▸ EXERCISE REQUIREMENTS
(A) From the PCA_TS documentation, print the passage between "Description" and "and Yao (2018).", inclusive.
(B) Answer these questions using the PCA_TS documentation:
(i) Which package contains PCA_TS?
(ii) What default value does the usage give for the argument prewhiten?
(iii) What is the default time lag K for lag.k?

PCA_TS: Principal component analysis for vector time series
In HDTSA: High Dimensional Time Series Analysis Tools

PCA_TS

R Documentation

Principal component analysis for vector time series

Description

PCA_TS() seeks for a contemporaneous linear transformation for a multivariate time series such that the transformed series is segmented into several lower-dimensional subseries:

{\bf y}_t={\bf Ax}_t,

where {\bf x}_t is an unobservable p \times 1 weakly stationary time series consisting of q\ (\geq 1) both contemporaneously and serially uncorrelated subseries. See Chang, Guo and Yao (2018).

Usage

PCA_TS(
  Y,
  lag.k = 5,
  opt = 1,
  permutation = c("max", "fdr"),
  thresh = FALSE,
  delta = 2 * sqrt(log(ncol(Y))/nrow(Y)),
  prewhiten = TRUE,
  m = NULL,
  beta,
  control = list()
)

Arguments

`Y`	An `n \times p` data matrix `{\bf Y} = ({\bf y}_1, \dots , {\bf y}_n )'`, where `n` is the number of the observations of the `p \times 1` time series `\{{\bf y}_t\}_{t=1}^n`. The procedure will first normalize `{\bf y}_t` as `\hat{{\bf V}}^{-1/2}{\bf y}_t`, where `\hat{{\bf V}}` is an estimator for covariance of `{\bf y}_t`. See details below for the selection of `\hat{{\bf V}}^{-1}`.
`lag.k`	The time lag `K` used to calculate the nonnegative definte matrix `\hat{{\bf W}}_y`: `\hat{\mathbf{W}}_y\ =\ \mathbf{I}_p+ \sum_{k=1}^{K} T_\delta \{\hat{\mathbf{\Sigma}}_y(k)\} T_\delta \{\hat{\mathbf{\Sigma}}_y(k)\}',` where `\hat{\bf \Sigma}_y(k)` is the sample autocovariance of `\hat{{\bf V}}^{-1/2}{\bf y}_t` at lag `k` and `T_\delta(\cdot)` is a threshold operator with the threshold level `\delta \geq 0`. See 'Details'. The default is 5.

▸ SUPPLIED MATERIAL

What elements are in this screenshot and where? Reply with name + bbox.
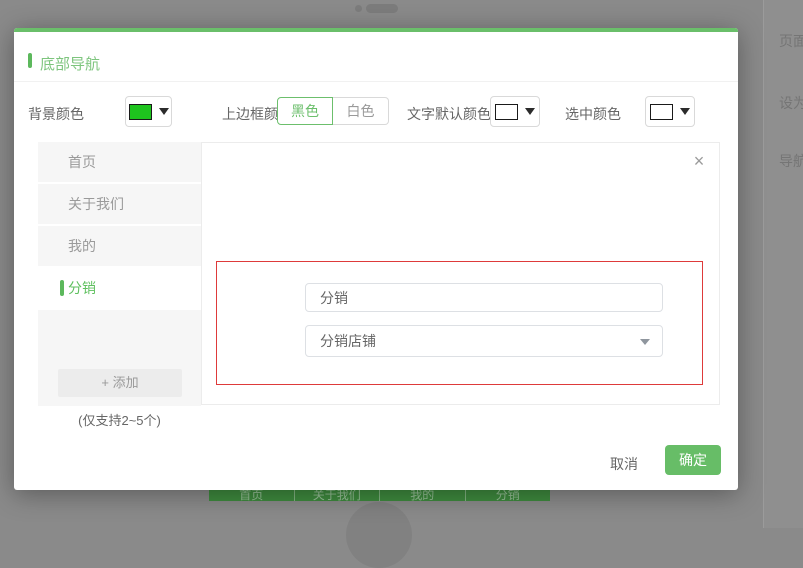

▸ RESPONSES IN ORDER
(A)
Description

PCA_TS() seeks for a contemporaneous linear transformation for a multivariate time series such that the transformed series is segmented into several lower-dimensional subseries:

{\bf y}_t={\bf Ax}_t,

where {\bf x}_t is an unobservable p \times 1 weakly stationary time series consisting of q\ (\geq 1) both contemporaneously and serially uncorrelated subseries. See Chang, Guo and Yao (2018).

(B)
(i) HDTSA: High Dimensional Time Series Analysis Tools
(ii) TRUE
(iii) 5